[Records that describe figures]
· · ·

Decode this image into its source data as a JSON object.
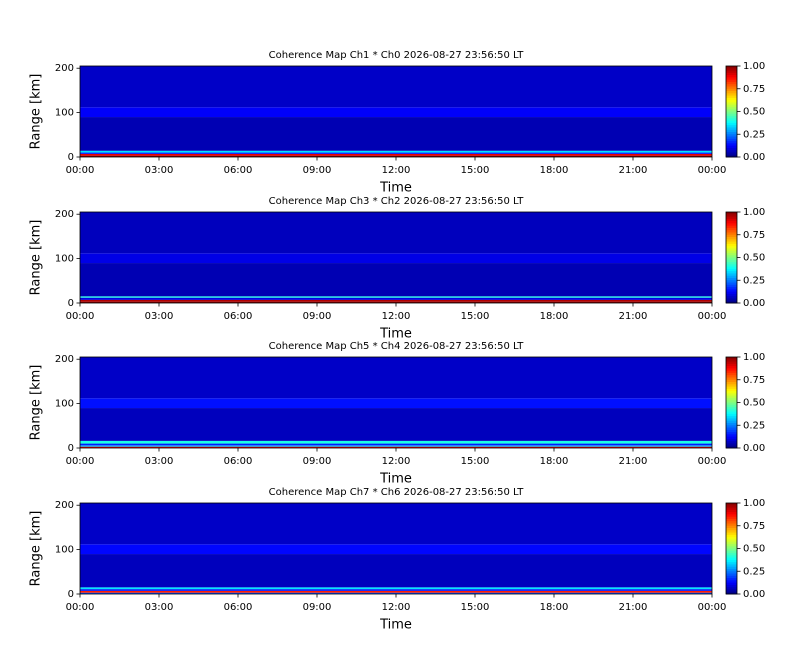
{
  "chart_data": [
    {
      "type": "heatmap",
      "title": "Coherence Map Ch1 * Ch0 2026-08-27 23:56:50 LT",
      "xlabel": "Time",
      "ylabel": "Range [km]",
      "xlim": [
        0,
        24
      ],
      "xticks": [
        {
          "value": 0,
          "label": "00:00"
        },
        {
          "value": 3,
          "label": "03:00"
        },
        {
          "value": 6,
          "label": "06:00"
        },
        {
          "value": 9,
          "label": "09:00"
        },
        {
          "value": 12,
          "label": "12:00"
        },
        {
          "value": 15,
          "label": "15:00"
        },
        {
          "value": 18,
          "label": "18:00"
        },
        {
          "value": 21,
          "label": "21:00"
        },
        {
          "value": 24,
          "label": "00:00"
        }
      ],
      "ylim": [
        0,
        205
      ],
      "yticks": [
        0,
        100,
        200
      ],
      "y_bins": [
        0,
        3,
        7,
        10,
        14,
        90,
        112,
        205
      ],
      "z": [
        1.0,
        0.9,
        0.15,
        0.35,
        0.05,
        0.12,
        0.07
      ],
      "colorbar": {
        "lim": [
          0,
          1
        ],
        "ticks": [
          {
            "value": 0,
            "label": "0.00"
          },
          {
            "value": 0.25,
            "label": "0.25"
          },
          {
            "value": 0.5,
            "label": "0.50"
          },
          {
            "value": 0.75,
            "label": "0.75"
          },
          {
            "value": 1,
            "label": "1.00"
          }
        ]
      }
    },
    {
      "type": "heatmap",
      "title": "Coherence Map Ch3 * Ch2 2026-08-27 23:56:50 LT",
      "xlabel": "Time",
      "ylabel": "Range [km]",
      "xlim": [
        0,
        24
      ],
      "xticks": [
        {
          "value": 0,
          "label": "00:00"
        },
        {
          "value": 3,
          "label": "03:00"
        },
        {
          "value": 6,
          "label": "06:00"
        },
        {
          "value": 9,
          "label": "09:00"
        },
        {
          "value": 12,
          "label": "12:00"
        },
        {
          "value": 15,
          "label": "15:00"
        },
        {
          "value": 18,
          "label": "18:00"
        },
        {
          "value": 21,
          "label": "21:00"
        },
        {
          "value": 24,
          "label": "00:00"
        }
      ],
      "ylim": [
        0,
        205
      ],
      "yticks": [
        0,
        100,
        200
      ],
      "y_bins": [
        0,
        3,
        7,
        12,
        15,
        90,
        112,
        205
      ],
      "z": [
        1.0,
        0.95,
        0.1,
        0.4,
        0.05,
        0.1,
        0.06
      ],
      "colorbar": {
        "lim": [
          0,
          1
        ],
        "ticks": [
          {
            "value": 0,
            "label": "0.00"
          },
          {
            "value": 0.25,
            "label": "0.25"
          },
          {
            "value": 0.5,
            "label": "0.50"
          },
          {
            "value": 0.75,
            "label": "0.75"
          },
          {
            "value": 1,
            "label": "1.00"
          }
        ]
      }
    },
    {
      "type": "heatmap",
      "title": "Coherence Map Ch5 * Ch4 2026-08-27 23:56:50 LT",
      "xlabel": "Time",
      "ylabel": "Range [km]",
      "xlim": [
        0,
        24
      ],
      "xticks": [
        {
          "value": 0,
          "label": "00:00"
        },
        {
          "value": 3,
          "label": "03:00"
        },
        {
          "value": 6,
          "label": "06:00"
        },
        {
          "value": 9,
          "label": "09:00"
        },
        {
          "value": 12,
          "label": "12:00"
        },
        {
          "value": 15,
          "label": "15:00"
        },
        {
          "value": 18,
          "label": "18:00"
        },
        {
          "value": 21,
          "label": "21:00"
        },
        {
          "value": 24,
          "label": "00:00"
        }
      ],
      "ylim": [
        0,
        205
      ],
      "yticks": [
        0,
        100,
        200
      ],
      "y_bins": [
        0,
        3,
        6,
        10,
        16,
        90,
        112,
        205
      ],
      "z": [
        0.9,
        0.3,
        0.15,
        0.4,
        0.06,
        0.14,
        0.07
      ],
      "colorbar": {
        "lim": [
          0,
          1
        ],
        "ticks": [
          {
            "value": 0,
            "label": "0.00"
          },
          {
            "value": 0.25,
            "label": "0.25"
          },
          {
            "value": 0.5,
            "label": "0.50"
          },
          {
            "value": 0.75,
            "label": "0.75"
          },
          {
            "value": 1,
            "label": "1.00"
          }
        ]
      }
    },
    {
      "type": "heatmap",
      "title": "Coherence Map Ch7 * Ch6 2026-08-27 23:56:50 LT",
      "xlabel": "Time",
      "ylabel": "Range [km]",
      "xlim": [
        0,
        24
      ],
      "xticks": [
        {
          "value": 0,
          "label": "00:00"
        },
        {
          "value": 3,
          "label": "03:00"
        },
        {
          "value": 6,
          "label": "06:00"
        },
        {
          "value": 9,
          "label": "09:00"
        },
        {
          "value": 12,
          "label": "12:00"
        },
        {
          "value": 15,
          "label": "15:00"
        },
        {
          "value": 18,
          "label": "18:00"
        },
        {
          "value": 21,
          "label": "21:00"
        },
        {
          "value": 24,
          "label": "00:00"
        }
      ],
      "ylim": [
        0,
        205
      ],
      "yticks": [
        0,
        100,
        200
      ],
      "y_bins": [
        0,
        3,
        7,
        11,
        15,
        90,
        112,
        205
      ],
      "z": [
        0.2,
        0.85,
        0.15,
        0.35,
        0.06,
        0.13,
        0.07
      ],
      "colorbar": {
        "lim": [
          0,
          1
        ],
        "ticks": [
          {
            "value": 0,
            "label": "0.00"
          },
          {
            "value": 0.25,
            "label": "0.25"
          },
          {
            "value": 0.5,
            "label": "0.50"
          },
          {
            "value": 0.75,
            "label": "0.75"
          },
          {
            "value": 1,
            "label": "1.00"
          }
        ]
      }
    }
  ]
}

· · ·

## [PROBLEM]
Without the pictures, restate all of the entries above verbatim.

## [REPLY TO THE EXERCISE]
Decode this image into its source data as a JSON object.
{
  "chart_data": [
    {
      "type": "heatmap",
      "title": "Coherence Map Ch1 * Ch0 2026-08-27 23:56:50 LT",
      "xlabel": "Time",
      "ylabel": "Range [km]",
      "xlim": [
        0,
        24
      ],
      "xticks": [
        {
          "value": 0,
          "label": "00:00"
        },
        {
          "value": 3,
          "label": "03:00"
        },
        {
          "value": 6,
          "label": "06:00"
        },
        {
          "value": 9,
          "label": "09:00"
        },
        {
          "value": 12,
          "label": "12:00"
        },
        {
          "value": 15,
          "label": "15:00"
        },
        {
          "value": 18,
          "label": "18:00"
        },
        {
          "value": 21,
          "label": "21:00"
        },
        {
          "value": 24,
          "label": "00:00"
        }
      ],
      "ylim": [
        0,
        205
      ],
      "yticks": [
        0,
        100,
        200
      ],
      "y_bins": [
        0,
        3,
        7,
        10,
        14,
        90,
        112,
        205
      ],
      "z": [
        1.0,
        0.9,
        0.15,
        0.35,
        0.05,
        0.12,
        0.07
      ],
      "colorbar": {
        "lim": [
          0,
          1
        ],
        "ticks": [
          {
            "value": 0,
            "label": "0.00"
          },
          {
            "value": 0.25,
            "label": "0.25"
          },
          {
            "value": 0.5,
            "label": "0.50"
          },
          {
            "value": 0.75,
            "label": "0.75"
          },
          {
            "value": 1,
            "label": "1.00"
          }
        ]
      }
    },
    {
      "type": "heatmap",
      "title": "Coherence Map Ch3 * Ch2 2026-08-27 23:56:50 LT",
      "xlabel": "Time",
      "ylabel": "Range [km]",
      "xlim": [
        0,
        24
      ],
      "xticks": [
        {
          "value": 0,
          "label": "00:00"
        },
        {
          "value": 3,
          "label": "03:00"
        },
        {
          "value": 6,
          "label": "06:00"
        },
        {
          "value": 9,
          "label": "09:00"
        },
        {
          "value": 12,
          "label": "12:00"
        },
        {
          "value": 15,
          "label": "15:00"
        },
        {
          "value": 18,
          "label": "18:00"
        },
        {
          "value": 21,
          "label": "21:00"
        },
        {
          "value": 24,
          "label": "00:00"
        }
      ],
      "ylim": [
        0,
        205
      ],
      "yticks": [
        0,
        100,
        200
      ],
      "y_bins": [
        0,
        3,
        7,
        12,
        15,
        90,
        112,
        205
      ],
      "z": [
        1.0,
        0.95,
        0.1,
        0.4,
        0.05,
        0.1,
        0.06
      ],
      "colorbar": {
        "lim": [
          0,
          1
        ],
        "ticks": [
          {
            "value": 0,
            "label": "0.00"
          },
          {
            "value": 0.25,
            "label": "0.25"
          },
          {
            "value": 0.5,
            "label": "0.50"
          },
          {
            "value": 0.75,
            "label": "0.75"
          },
          {
            "value": 1,
            "label": "1.00"
          }
        ]
      }
    },
    {
      "type": "heatmap",
      "title": "Coherence Map Ch5 * Ch4 2026-08-27 23:56:50 LT",
      "xlabel": "Time",
      "ylabel": "Range [km]",
      "xlim": [
        0,
        24
      ],
      "xticks": [
        {
          "value": 0,
          "label": "00:00"
        },
        {
          "value": 3,
          "label": "03:00"
        },
        {
          "value": 6,
          "label": "06:00"
        },
        {
          "value": 9,
          "label": "09:00"
        },
        {
          "value": 12,
          "label": "12:00"
        },
        {
          "value": 15,
          "label": "15:00"
        },
        {
          "value": 18,
          "label": "18:00"
        },
        {
          "value": 21,
          "label": "21:00"
        },
        {
          "value": 24,
          "label": "00:00"
        }
      ],
      "ylim": [
        0,
        205
      ],
      "yticks": [
        0,
        100,
        200
      ],
      "y_bins": [
        0,
        3,
        6,
        10,
        16,
        90,
        112,
        205
      ],
      "z": [
        0.9,
        0.3,
        0.15,
        0.4,
        0.06,
        0.14,
        0.07
      ],
      "colorbar": {
        "lim": [
          0,
          1
        ],
        "ticks": [
          {
            "value": 0,
            "label": "0.00"
          },
          {
            "value": 0.25,
            "label": "0.25"
          },
          {
            "value": 0.5,
            "label": "0.50"
          },
          {
            "value": 0.75,
            "label": "0.75"
          },
          {
            "value": 1,
            "label": "1.00"
          }
        ]
      }
    },
    {
      "type": "heatmap",
      "title": "Coherence Map Ch7 * Ch6 2026-08-27 23:56:50 LT",
      "xlabel": "Time",
      "ylabel": "Range [km]",
      "xlim": [
        0,
        24
      ],
      "xticks": [
        {
          "value": 0,
          "label": "00:00"
        },
        {
          "value": 3,
          "label": "03:00"
        },
        {
          "value": 6,
          "label": "06:00"
        },
        {
          "value": 9,
          "label": "09:00"
        },
        {
          "value": 12,
          "label": "12:00"
        },
        {
          "value": 15,
          "label": "15:00"
        },
        {
          "value": 18,
          "label": "18:00"
        },
        {
          "value": 21,
          "label": "21:00"
        },
        {
          "value": 24,
          "label": "00:00"
        }
      ],
      "ylim": [
        0,
        205
      ],
      "yticks": [
        0,
        100,
        200
      ],
      "y_bins": [
        0,
        3,
        7,
        11,
        15,
        90,
        112,
        205
      ],
      "z": [
        0.2,
        0.85,
        0.15,
        0.35,
        0.06,
        0.13,
        0.07
      ],
      "colorbar": {
        "lim": [
          0,
          1
        ],
        "ticks": [
          {
            "value": 0,
            "label": "0.00"
          },
          {
            "value": 0.25,
            "label": "0.25"
          },
          {
            "value": 0.5,
            "label": "0.50"
          },
          {
            "value": 0.75,
            "label": "0.75"
          },
          {
            "value": 1,
            "label": "1.00"
          }
        ]
      }
    }
  ]
}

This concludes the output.